### Directions for this task
Identify the lines that contain the string "desc", then copy each of them.

Start of Records for this task

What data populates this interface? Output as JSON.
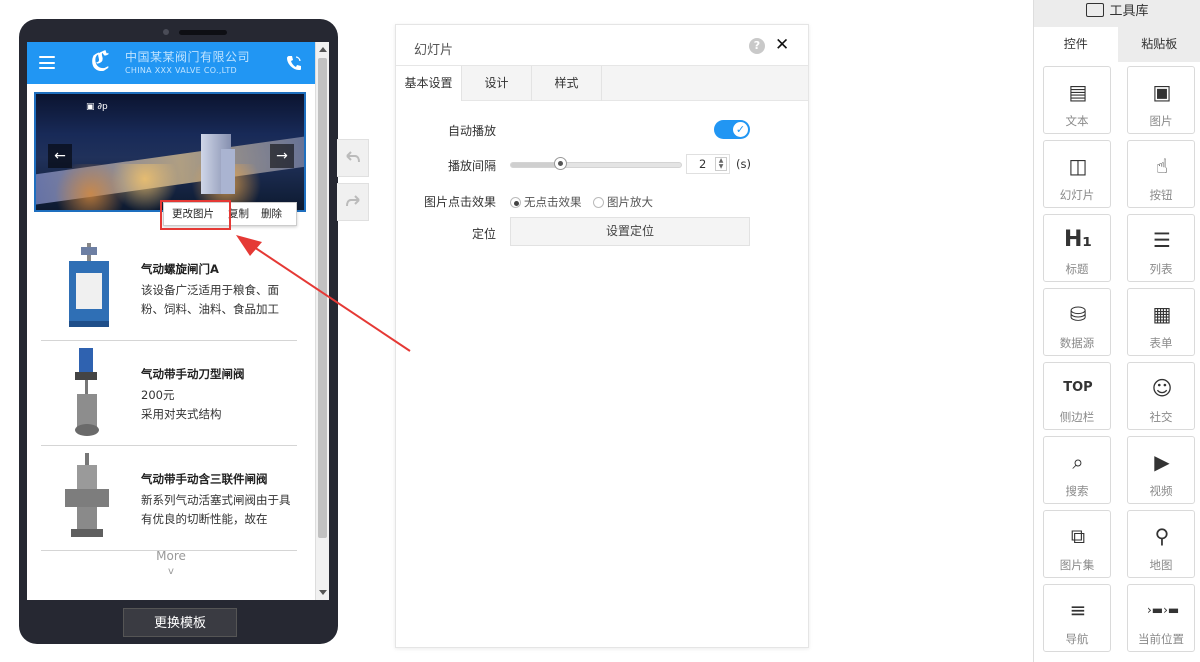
{
  "phone": {
    "company_cn": "中国某某阀门有限公司",
    "company_en": "CHINA XXX VALVE CO.,LTD",
    "image_toolbar": [
      "更改图片",
      "复制",
      "删除"
    ],
    "products": [
      {
        "title": "气动螺旋闸门A",
        "desc": "该设备广泛适用于粮食、面粉、饲料、油料、食品加工"
      },
      {
        "title": "气动带手动刀型闸阀",
        "desc": "200元\n采用对夹式结构"
      },
      {
        "title": "气动带手动含三联件闸阀",
        "desc": "新系列气动活塞式闸阀由于具有优良的切断性能，故在"
      }
    ],
    "more": "More",
    "more_chevron": "v",
    "template_button": "更换模板"
  },
  "panel": {
    "title": "幻灯片",
    "help": "?",
    "close": "✕",
    "tabs": [
      "基本设置",
      "设计",
      "样式"
    ],
    "autoplay_label": "自动播放",
    "autoplay_on": true,
    "interval_label": "播放间隔",
    "interval_value": "2",
    "interval_unit": "(s)",
    "click_effect_label": "图片点击效果",
    "click_options": [
      "无点击效果",
      "图片放大"
    ],
    "click_selected": "无点击效果",
    "position_label": "定位",
    "position_button": "设置定位"
  },
  "toolbox": {
    "title": "工具库",
    "tabs": [
      "控件",
      "粘贴板"
    ],
    "items": [
      {
        "label": "文本",
        "icon": "text-icon"
      },
      {
        "label": "图片",
        "icon": "image-icon"
      },
      {
        "label": "幻灯片",
        "icon": "slideshow-icon"
      },
      {
        "label": "按钮",
        "icon": "button-icon"
      },
      {
        "label": "标题",
        "icon": "heading-icon"
      },
      {
        "label": "列表",
        "icon": "list-icon"
      },
      {
        "label": "数据源",
        "icon": "datasource-icon"
      },
      {
        "label": "表单",
        "icon": "form-icon"
      },
      {
        "label": "侧边栏",
        "icon": "sidebar-icon"
      },
      {
        "label": "社交",
        "icon": "social-icon"
      },
      {
        "label": "搜索",
        "icon": "search-icon"
      },
      {
        "label": "视频",
        "icon": "video-icon"
      },
      {
        "label": "图片集",
        "icon": "gallery-icon"
      },
      {
        "label": "地图",
        "icon": "map-icon"
      },
      {
        "label": "导航",
        "icon": "nav-icon"
      },
      {
        "label": "当前位置",
        "icon": "breadcrumb-icon"
      }
    ]
  },
  "colors": {
    "accent": "#2196f3",
    "annotation_red": "#e53935",
    "phone_body": "#262832"
  }
}
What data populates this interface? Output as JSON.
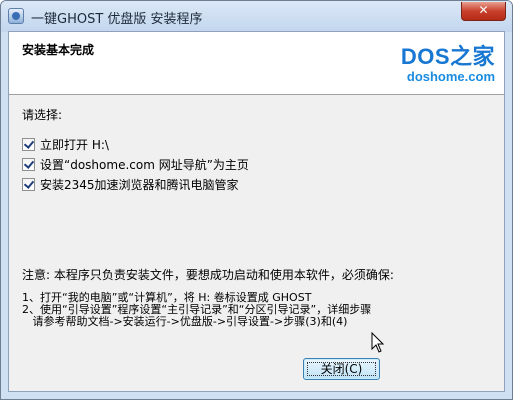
{
  "window": {
    "title": "一键GHOST 优盘版 安装程序",
    "close_label": "✕"
  },
  "header": {
    "title": "安装基本完成",
    "logo_main": "DOS之家",
    "logo_sub": "doshome.com"
  },
  "prompt": "请选择:",
  "options": [
    {
      "label": "立即打开 H:\\",
      "checked": true
    },
    {
      "label": "设置“doshome.com 网址导航”为主页",
      "checked": true
    },
    {
      "label": "安装2345加速浏览器和腾讯电脑管家",
      "checked": true
    }
  ],
  "notice": "注意: 本程序只负责安装文件，要想成功启动和使用本软件，必须确保:",
  "instructions": [
    "1、打开“我的电脑”或“计算机”，将 H: 卷标设置成 GHOST",
    "2、使用“引导设置”程序设置“主引导记录”和“分区引导记录”，详细步骤",
    "   请参考帮助文档->安装运行->优盘版->引导设置->步骤(3)和(4)"
  ],
  "buttons": {
    "close": "关闭(C)"
  }
}
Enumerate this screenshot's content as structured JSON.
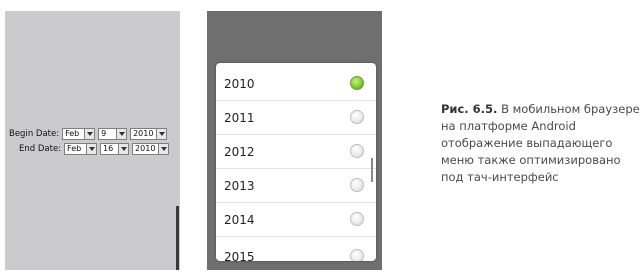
{
  "left_screen": {
    "begin_date": {
      "label": "Begin Date:",
      "month": "Feb",
      "day": "9",
      "year": "2010"
    },
    "end_date": {
      "label": "End Date:",
      "month": "Feb",
      "day": "16",
      "year": "2010"
    }
  },
  "year_picker": {
    "items": [
      {
        "label": "2010",
        "selected": true
      },
      {
        "label": "2011",
        "selected": false
      },
      {
        "label": "2012",
        "selected": false
      },
      {
        "label": "2013",
        "selected": false
      },
      {
        "label": "2014",
        "selected": false
      },
      {
        "label": "2015",
        "selected": false
      }
    ],
    "selected_color": "#7fcf2c"
  },
  "caption": {
    "number": "Рис. 6.5.",
    "text": "В мобильном браузере на платформе Android отображение выпадающего меню также оптимизировано под тач-интерфейс"
  }
}
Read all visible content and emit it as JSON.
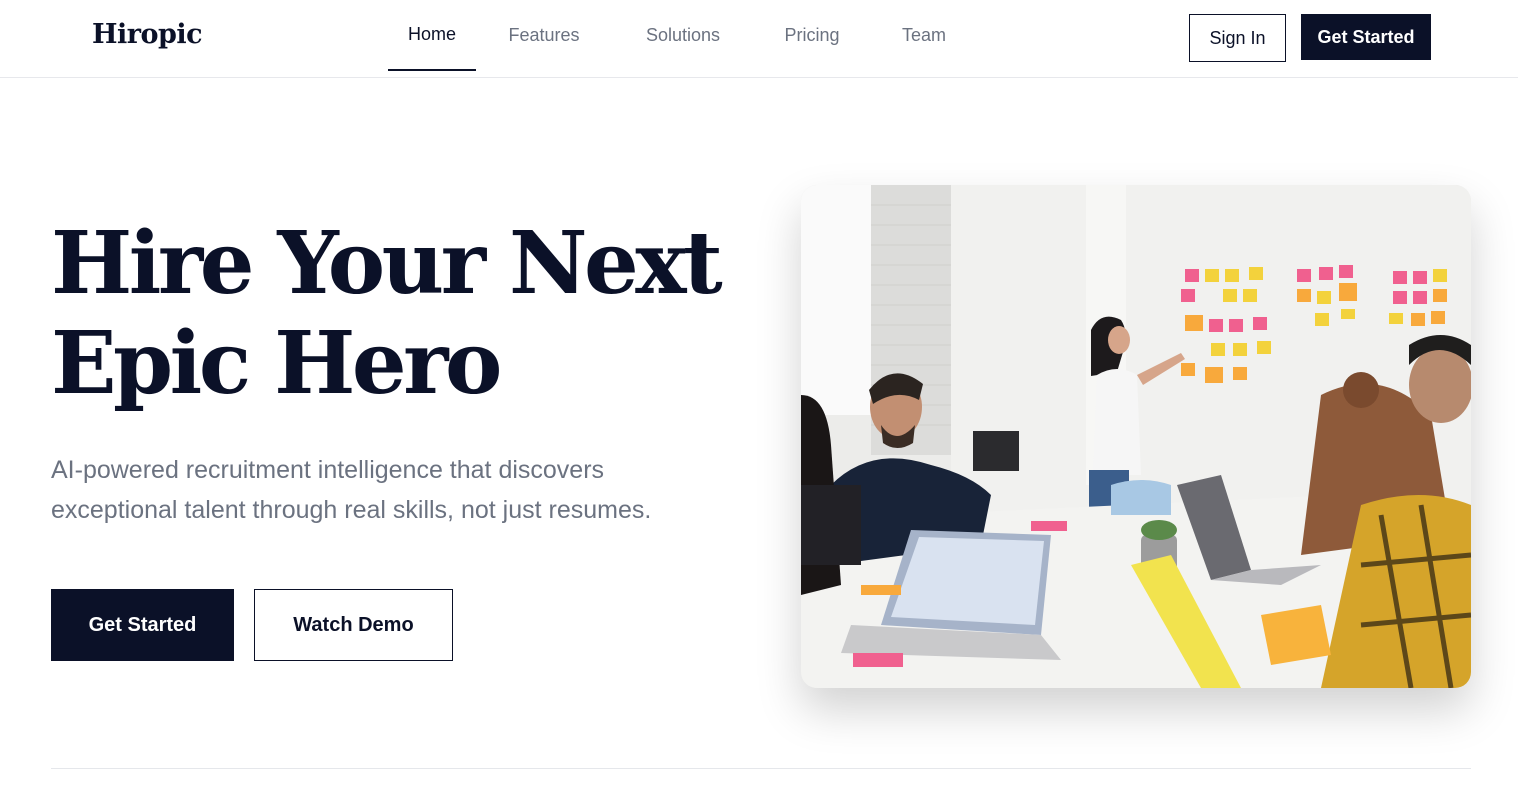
{
  "brand": {
    "name": "Hiropic",
    "accent_color": "#0b1128"
  },
  "nav": {
    "items": [
      {
        "label": "Home",
        "active": true
      },
      {
        "label": "Features",
        "active": false
      },
      {
        "label": "Solutions",
        "active": false
      },
      {
        "label": "Pricing",
        "active": false
      },
      {
        "label": "Team",
        "active": false
      }
    ]
  },
  "header_actions": {
    "sign_in": "Sign In",
    "get_started": "Get Started"
  },
  "hero": {
    "title_line_1": "Hire Your Next",
    "title_line_2": "Epic Hero",
    "subtitle": "AI-powered recruitment intelligence that discovers exceptional talent through real skills, not just resumes.",
    "primary_cta": "Get Started",
    "secondary_cta": "Watch Demo",
    "image_subject": "team meeting with a woman presenting sticky notes on a wall"
  }
}
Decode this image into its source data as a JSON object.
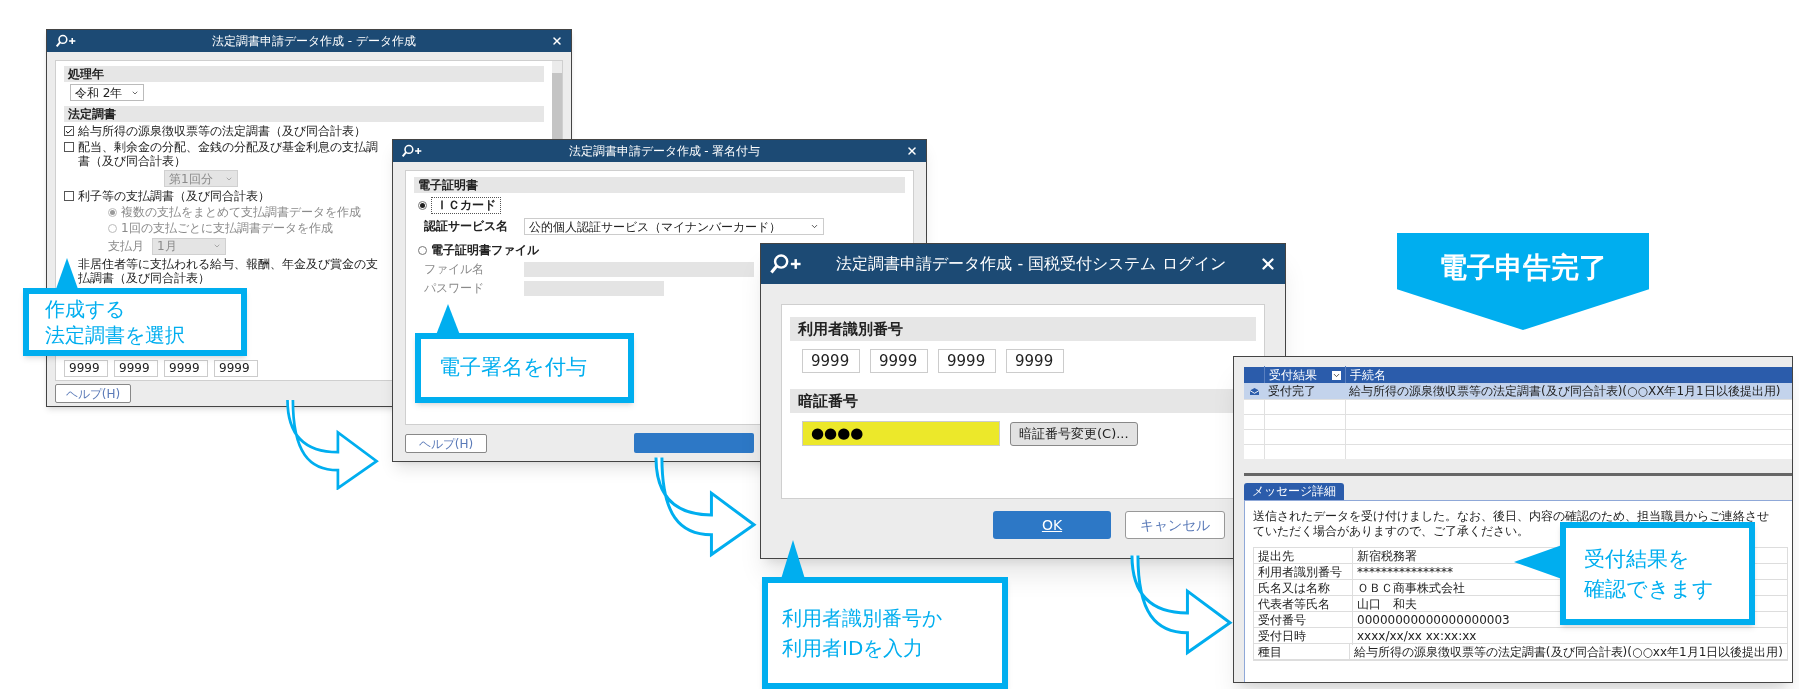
{
  "data_creation_window": {
    "title": "法定調書申請データ作成 - データ作成",
    "sections": [
      {
        "heading": "処理年",
        "items": [
          {
            "kind": "select",
            "value": "令和 2年",
            "disabled": false
          }
        ]
      },
      {
        "heading": "法定調書",
        "items": [
          {
            "kind": "checkbox",
            "label": "給与所得の源泉徴収票等の法定調書（及び同合計表）",
            "checked": true
          },
          {
            "kind": "checkbox",
            "label": "配当、剰余金の分配、金銭の分配及び基金利息の支払調書（及び同合計表）",
            "checked": false
          },
          {
            "kind": "select",
            "value": "第1回分",
            "disabled": true
          },
          {
            "kind": "checkbox",
            "label": "利子等の支払調書（及び同合計表）",
            "checked": false
          },
          {
            "kind": "radio",
            "label": "複数の支払をまとめて支払調書データを作成",
            "selected": true,
            "disabled": true
          },
          {
            "kind": "radio",
            "label": "1回の支払ごとに支払調書データを作成",
            "selected": false,
            "disabled": true
          },
          {
            "kind": "select",
            "label": "支払月",
            "value": "1月",
            "disabled": true
          },
          {
            "kind": "label",
            "label": "非居住者等に支払われる給与、報酬、年金及び賞金の支払調書（及び同合計表）"
          }
        ]
      }
    ],
    "code_fields": [
      "9999",
      "9999",
      "9999",
      "9999"
    ],
    "help_button": "ヘルプ(H)"
  },
  "signature_window": {
    "title": "法定調書申請データ作成 - 署名付与",
    "heading": "電子証明書",
    "options": [
      {
        "label": "ＩＣカード",
        "selected": true,
        "fields": [
          {
            "label": "認証サービス名",
            "value": "公的個人認証サービス（マイナンバーカード）",
            "disabled": false
          }
        ]
      },
      {
        "label": "電子証明書ファイル",
        "selected": false,
        "fields": [
          {
            "label": "ファイル名",
            "disabled": true
          },
          {
            "label": "パスワード",
            "disabled": true
          }
        ]
      }
    ],
    "help_button": "ヘルプ(H)"
  },
  "login_window": {
    "title": "法定調書申請データ作成 - 国税受付システム ログイン",
    "user_id_heading": "利用者識別番号",
    "user_id_fields": [
      "9999",
      "9999",
      "9999",
      "9999"
    ],
    "pin_heading": "暗証番号",
    "pin_value": "●●●●",
    "change_pin_button": "暗証番号変更(C)...",
    "ok_button": "OK",
    "cancel_button": "キャンセル"
  },
  "result_window": {
    "columns": [
      "受付結果",
      "手続名"
    ],
    "rows": [
      {
        "result": "受付完了",
        "procedure": "給与所得の源泉徴収票等の法定調書(及び同合計表)(○○XX年1月1日以後提出用)",
        "selected": true
      }
    ],
    "tab": "メッセージ詳細",
    "message": "送信されたデータを受け付けました。なお、後日、内容の確認のため、担当職員からご連絡させていただく場合がありますので、ご了承ください。",
    "details": [
      {
        "label": "提出先",
        "value": "新宿税務署"
      },
      {
        "label": "利用者識別番号",
        "value": "****************"
      },
      {
        "label": "氏名又は名称",
        "value": "ＯＢＣ商事株式会社"
      },
      {
        "label": "代表者等氏名",
        "value": "山口　和夫"
      },
      {
        "label": "受付番号",
        "value": "00000000000000000003"
      },
      {
        "label": "受付日時",
        "value": "xxxx/xx/xx xx:xx:xx"
      },
      {
        "label": "種目",
        "value": "給与所得の源泉徴収票等の法定調書(及び同合計表)(○○xx年1月1日以後提出用)"
      }
    ]
  },
  "banner": "電子申告完了",
  "callouts": [
    {
      "lines": [
        "作成する",
        "法定調書を選択"
      ]
    },
    {
      "lines": [
        "電子署名を付与"
      ]
    },
    {
      "lines": [
        "利用者識別番号か",
        "利用者IDを入力"
      ]
    },
    {
      "lines": [
        "受付結果を",
        "確認できます"
      ]
    }
  ]
}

End of Records for this task

### Full answer
        "desc": "该设备广泛适用于粮食、面粉、饲料、油料、食品加工"
        "desc": "200元\n采用对夹式结构"
        "desc": "新系列气动活塞式闸阀由于具有优良的切断性能，故在"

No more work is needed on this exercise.